**Written task**
Reproduce the data that follows in its entirety, character for character.

**Information shown**
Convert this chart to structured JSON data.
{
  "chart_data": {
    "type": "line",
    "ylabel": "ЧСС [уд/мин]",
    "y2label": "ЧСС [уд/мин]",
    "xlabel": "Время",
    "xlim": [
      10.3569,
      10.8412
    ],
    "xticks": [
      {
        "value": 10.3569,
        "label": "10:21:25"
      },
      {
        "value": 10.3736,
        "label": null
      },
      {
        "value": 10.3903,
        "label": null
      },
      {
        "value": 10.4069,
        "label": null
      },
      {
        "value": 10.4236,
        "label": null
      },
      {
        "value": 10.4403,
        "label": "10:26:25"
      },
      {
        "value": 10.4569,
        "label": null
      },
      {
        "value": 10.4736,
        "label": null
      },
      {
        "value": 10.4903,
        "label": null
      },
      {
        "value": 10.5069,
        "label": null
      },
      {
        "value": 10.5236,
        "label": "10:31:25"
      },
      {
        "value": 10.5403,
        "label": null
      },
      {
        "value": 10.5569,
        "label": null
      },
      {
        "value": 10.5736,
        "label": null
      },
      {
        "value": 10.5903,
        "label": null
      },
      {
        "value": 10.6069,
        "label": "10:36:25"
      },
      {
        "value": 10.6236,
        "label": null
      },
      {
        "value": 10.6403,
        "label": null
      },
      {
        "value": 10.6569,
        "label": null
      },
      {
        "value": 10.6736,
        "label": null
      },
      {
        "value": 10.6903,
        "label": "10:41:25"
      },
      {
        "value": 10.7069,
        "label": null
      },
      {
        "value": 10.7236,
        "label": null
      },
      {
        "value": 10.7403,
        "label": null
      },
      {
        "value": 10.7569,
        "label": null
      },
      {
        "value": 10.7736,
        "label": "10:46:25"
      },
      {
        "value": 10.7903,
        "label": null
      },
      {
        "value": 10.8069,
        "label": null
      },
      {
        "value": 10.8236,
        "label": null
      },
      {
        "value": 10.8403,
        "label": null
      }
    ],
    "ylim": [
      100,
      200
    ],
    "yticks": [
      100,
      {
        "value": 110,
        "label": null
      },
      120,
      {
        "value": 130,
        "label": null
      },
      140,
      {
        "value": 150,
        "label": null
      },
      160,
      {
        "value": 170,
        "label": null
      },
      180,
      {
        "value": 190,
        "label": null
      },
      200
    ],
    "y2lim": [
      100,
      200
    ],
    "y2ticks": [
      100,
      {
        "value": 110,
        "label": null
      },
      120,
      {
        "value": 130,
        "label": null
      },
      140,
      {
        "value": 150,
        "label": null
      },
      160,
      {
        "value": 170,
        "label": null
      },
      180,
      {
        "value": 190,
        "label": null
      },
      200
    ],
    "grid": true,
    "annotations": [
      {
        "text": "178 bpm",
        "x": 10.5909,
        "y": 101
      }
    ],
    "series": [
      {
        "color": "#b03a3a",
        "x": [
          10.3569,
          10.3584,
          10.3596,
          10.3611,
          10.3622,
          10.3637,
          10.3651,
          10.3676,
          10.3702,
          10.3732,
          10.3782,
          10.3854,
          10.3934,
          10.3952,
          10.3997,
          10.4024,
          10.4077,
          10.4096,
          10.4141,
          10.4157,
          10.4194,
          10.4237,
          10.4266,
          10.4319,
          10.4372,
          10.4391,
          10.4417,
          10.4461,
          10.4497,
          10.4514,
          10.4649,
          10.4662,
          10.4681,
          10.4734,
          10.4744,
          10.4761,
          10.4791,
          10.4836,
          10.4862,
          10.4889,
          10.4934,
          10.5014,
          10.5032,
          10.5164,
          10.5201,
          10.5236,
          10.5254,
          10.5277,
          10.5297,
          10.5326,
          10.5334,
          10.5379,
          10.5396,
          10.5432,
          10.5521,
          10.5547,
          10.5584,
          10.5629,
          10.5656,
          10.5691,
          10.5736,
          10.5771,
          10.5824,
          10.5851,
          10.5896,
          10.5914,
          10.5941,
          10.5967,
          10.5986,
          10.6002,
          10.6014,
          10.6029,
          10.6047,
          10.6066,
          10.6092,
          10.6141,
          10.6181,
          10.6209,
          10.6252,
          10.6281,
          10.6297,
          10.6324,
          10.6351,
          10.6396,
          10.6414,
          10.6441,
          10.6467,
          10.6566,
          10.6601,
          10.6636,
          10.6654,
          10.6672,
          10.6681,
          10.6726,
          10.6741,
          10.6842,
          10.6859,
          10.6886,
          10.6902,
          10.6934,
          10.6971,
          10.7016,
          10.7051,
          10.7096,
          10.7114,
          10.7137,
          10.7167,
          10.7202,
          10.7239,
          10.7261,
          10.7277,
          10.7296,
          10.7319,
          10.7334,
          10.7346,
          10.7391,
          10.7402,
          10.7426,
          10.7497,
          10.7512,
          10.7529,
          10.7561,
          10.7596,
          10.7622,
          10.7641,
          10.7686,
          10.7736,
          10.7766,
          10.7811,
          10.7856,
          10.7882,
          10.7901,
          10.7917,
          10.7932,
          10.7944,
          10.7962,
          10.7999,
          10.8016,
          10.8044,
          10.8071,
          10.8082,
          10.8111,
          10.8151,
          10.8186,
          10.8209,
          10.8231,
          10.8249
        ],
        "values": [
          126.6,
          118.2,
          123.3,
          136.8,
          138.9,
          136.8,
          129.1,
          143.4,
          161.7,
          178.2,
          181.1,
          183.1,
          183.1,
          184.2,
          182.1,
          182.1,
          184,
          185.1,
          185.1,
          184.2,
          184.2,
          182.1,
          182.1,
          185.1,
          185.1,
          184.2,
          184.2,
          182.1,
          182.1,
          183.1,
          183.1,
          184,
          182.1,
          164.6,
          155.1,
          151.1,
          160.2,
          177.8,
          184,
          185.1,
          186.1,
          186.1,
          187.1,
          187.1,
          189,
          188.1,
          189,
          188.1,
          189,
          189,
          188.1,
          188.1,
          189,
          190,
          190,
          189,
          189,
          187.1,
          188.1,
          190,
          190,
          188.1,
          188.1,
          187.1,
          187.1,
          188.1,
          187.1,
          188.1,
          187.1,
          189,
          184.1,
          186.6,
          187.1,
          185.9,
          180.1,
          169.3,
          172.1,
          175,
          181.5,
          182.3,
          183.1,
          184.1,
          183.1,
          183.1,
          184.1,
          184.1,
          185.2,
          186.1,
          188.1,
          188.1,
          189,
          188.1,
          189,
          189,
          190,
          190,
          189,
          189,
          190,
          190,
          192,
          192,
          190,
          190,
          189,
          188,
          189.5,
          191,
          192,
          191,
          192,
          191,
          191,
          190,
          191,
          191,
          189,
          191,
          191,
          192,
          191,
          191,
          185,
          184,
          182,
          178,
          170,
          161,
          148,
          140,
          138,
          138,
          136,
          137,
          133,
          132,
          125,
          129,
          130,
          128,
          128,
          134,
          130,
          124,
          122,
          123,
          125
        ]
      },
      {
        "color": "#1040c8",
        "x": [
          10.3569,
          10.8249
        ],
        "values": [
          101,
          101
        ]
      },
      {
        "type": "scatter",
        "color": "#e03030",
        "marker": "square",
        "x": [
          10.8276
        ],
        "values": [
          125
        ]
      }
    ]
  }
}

**Result of this task**
Convert this chart to structured JSON data.
{
  "chart_data": {
    "type": "line",
    "ylabel": "ЧСС [уд/мин]",
    "y2label": "ЧСС [уд/мин]",
    "xlabel": "Время",
    "xlim": [
      10.3569,
      10.8412
    ],
    "xticks": [
      {
        "value": 10.3569,
        "label": "10:21:25"
      },
      {
        "value": 10.3736,
        "label": null
      },
      {
        "value": 10.3903,
        "label": null
      },
      {
        "value": 10.4069,
        "label": null
      },
      {
        "value": 10.4236,
        "label": null
      },
      {
        "value": 10.4403,
        "label": "10:26:25"
      },
      {
        "value": 10.4569,
        "label": null
      },
      {
        "value": 10.4736,
        "label": null
      },
      {
        "value": 10.4903,
        "label": null
      },
      {
        "value": 10.5069,
        "label": null
      },
      {
        "value": 10.5236,
        "label": "10:31:25"
      },
      {
        "value": 10.5403,
        "label": null
      },
      {
        "value": 10.5569,
        "label": null
      },
      {
        "value": 10.5736,
        "label": null
      },
      {
        "value": 10.5903,
        "label": null
      },
      {
        "value": 10.6069,
        "label": "10:36:25"
      },
      {
        "value": 10.6236,
        "label": null
      },
      {
        "value": 10.6403,
        "label": null
      },
      {
        "value": 10.6569,
        "label": null
      },
      {
        "value": 10.6736,
        "label": null
      },
      {
        "value": 10.6903,
        "label": "10:41:25"
      },
      {
        "value": 10.7069,
        "label": null
      },
      {
        "value": 10.7236,
        "label": null
      },
      {
        "value": 10.7403,
        "label": null
      },
      {
        "value": 10.7569,
        "label": null
      },
      {
        "value": 10.7736,
        "label": "10:46:25"
      },
      {
        "value": 10.7903,
        "label": null
      },
      {
        "value": 10.8069,
        "label": null
      },
      {
        "value": 10.8236,
        "label": null
      },
      {
        "value": 10.8403,
        "label": null
      }
    ],
    "ylim": [
      100,
      200
    ],
    "yticks": [
      100,
      {
        "value": 110,
        "label": null
      },
      120,
      {
        "value": 130,
        "label": null
      },
      140,
      {
        "value": 150,
        "label": null
      },
      160,
      {
        "value": 170,
        "label": null
      },
      180,
      {
        "value": 190,
        "label": null
      },
      200
    ],
    "y2lim": [
      100,
      200
    ],
    "y2ticks": [
      100,
      {
        "value": 110,
        "label": null
      },
      120,
      {
        "value": 130,
        "label": null
      },
      140,
      {
        "value": 150,
        "label": null
      },
      160,
      {
        "value": 170,
        "label": null
      },
      180,
      {
        "value": 190,
        "label": null
      },
      200
    ],
    "grid": true,
    "annotations": [
      {
        "text": "178 bpm",
        "x": 10.5909,
        "y": 101
      }
    ],
    "series": [
      {
        "color": "#b03a3a",
        "x": [
          10.3569,
          10.3584,
          10.3596,
          10.3611,
          10.3622,
          10.3637,
          10.3651,
          10.3676,
          10.3702,
          10.3732,
          10.3782,
          10.3854,
          10.3934,
          10.3952,
          10.3997,
          10.4024,
          10.4077,
          10.4096,
          10.4141,
          10.4157,
          10.4194,
          10.4237,
          10.4266,
          10.4319,
          10.4372,
          10.4391,
          10.4417,
          10.4461,
          10.4497,
          10.4514,
          10.4649,
          10.4662,
          10.4681,
          10.4734,
          10.4744,
          10.4761,
          10.4791,
          10.4836,
          10.4862,
          10.4889,
          10.4934,
          10.5014,
          10.5032,
          10.5164,
          10.5201,
          10.5236,
          10.5254,
          10.5277,
          10.5297,
          10.5326,
          10.5334,
          10.5379,
          10.5396,
          10.5432,
          10.5521,
          10.5547,
          10.5584,
          10.5629,
          10.5656,
          10.5691,
          10.5736,
          10.5771,
          10.5824,
          10.5851,
          10.5896,
          10.5914,
          10.5941,
          10.5967,
          10.5986,
          10.6002,
          10.6014,
          10.6029,
          10.6047,
          10.6066,
          10.6092,
          10.6141,
          10.6181,
          10.6209,
          10.6252,
          10.6281,
          10.6297,
          10.6324,
          10.6351,
          10.6396,
          10.6414,
          10.6441,
          10.6467,
          10.6566,
          10.6601,
          10.6636,
          10.6654,
          10.6672,
          10.6681,
          10.6726,
          10.6741,
          10.6842,
          10.6859,
          10.6886,
          10.6902,
          10.6934,
          10.6971,
          10.7016,
          10.7051,
          10.7096,
          10.7114,
          10.7137,
          10.7167,
          10.7202,
          10.7239,
          10.7261,
          10.7277,
          10.7296,
          10.7319,
          10.7334,
          10.7346,
          10.7391,
          10.7402,
          10.7426,
          10.7497,
          10.7512,
          10.7529,
          10.7561,
          10.7596,
          10.7622,
          10.7641,
          10.7686,
          10.7736,
          10.7766,
          10.7811,
          10.7856,
          10.7882,
          10.7901,
          10.7917,
          10.7932,
          10.7944,
          10.7962,
          10.7999,
          10.8016,
          10.8044,
          10.8071,
          10.8082,
          10.8111,
          10.8151,
          10.8186,
          10.8209,
          10.8231,
          10.8249
        ],
        "values": [
          126.6,
          118.2,
          123.3,
          136.8,
          138.9,
          136.8,
          129.1,
          143.4,
          161.7,
          178.2,
          181.1,
          183.1,
          183.1,
          184.2,
          182.1,
          182.1,
          184,
          185.1,
          185.1,
          184.2,
          184.2,
          182.1,
          182.1,
          185.1,
          185.1,
          184.2,
          184.2,
          182.1,
          182.1,
          183.1,
          183.1,
          184,
          182.1,
          164.6,
          155.1,
          151.1,
          160.2,
          177.8,
          184,
          185.1,
          186.1,
          186.1,
          187.1,
          187.1,
          189,
          188.1,
          189,
          188.1,
          189,
          189,
          188.1,
          188.1,
          189,
          190,
          190,
          189,
          189,
          187.1,
          188.1,
          190,
          190,
          188.1,
          188.1,
          187.1,
          187.1,
          188.1,
          187.1,
          188.1,
          187.1,
          189,
          184.1,
          186.6,
          187.1,
          185.9,
          180.1,
          169.3,
          172.1,
          175,
          181.5,
          182.3,
          183.1,
          184.1,
          183.1,
          183.1,
          184.1,
          184.1,
          185.2,
          186.1,
          188.1,
          188.1,
          189,
          188.1,
          189,
          189,
          190,
          190,
          189,
          189,
          190,
          190,
          192,
          192,
          190,
          190,
          189,
          188,
          189.5,
          191,
          192,
          191,
          192,
          191,
          191,
          190,
          191,
          191,
          189,
          191,
          191,
          192,
          191,
          191,
          185,
          184,
          182,
          178,
          170,
          161,
          148,
          140,
          138,
          138,
          136,
          137,
          133,
          132,
          125,
          129,
          130,
          128,
          128,
          134,
          130,
          124,
          122,
          123,
          125
        ]
      },
      {
        "color": "#1040c8",
        "x": [
          10.3569,
          10.8249
        ],
        "values": [
          101,
          101
        ]
      },
      {
        "type": "scatter",
        "color": "#e03030",
        "marker": "square",
        "x": [
          10.8276
        ],
        "values": [
          125
        ]
      }
    ]
  }
}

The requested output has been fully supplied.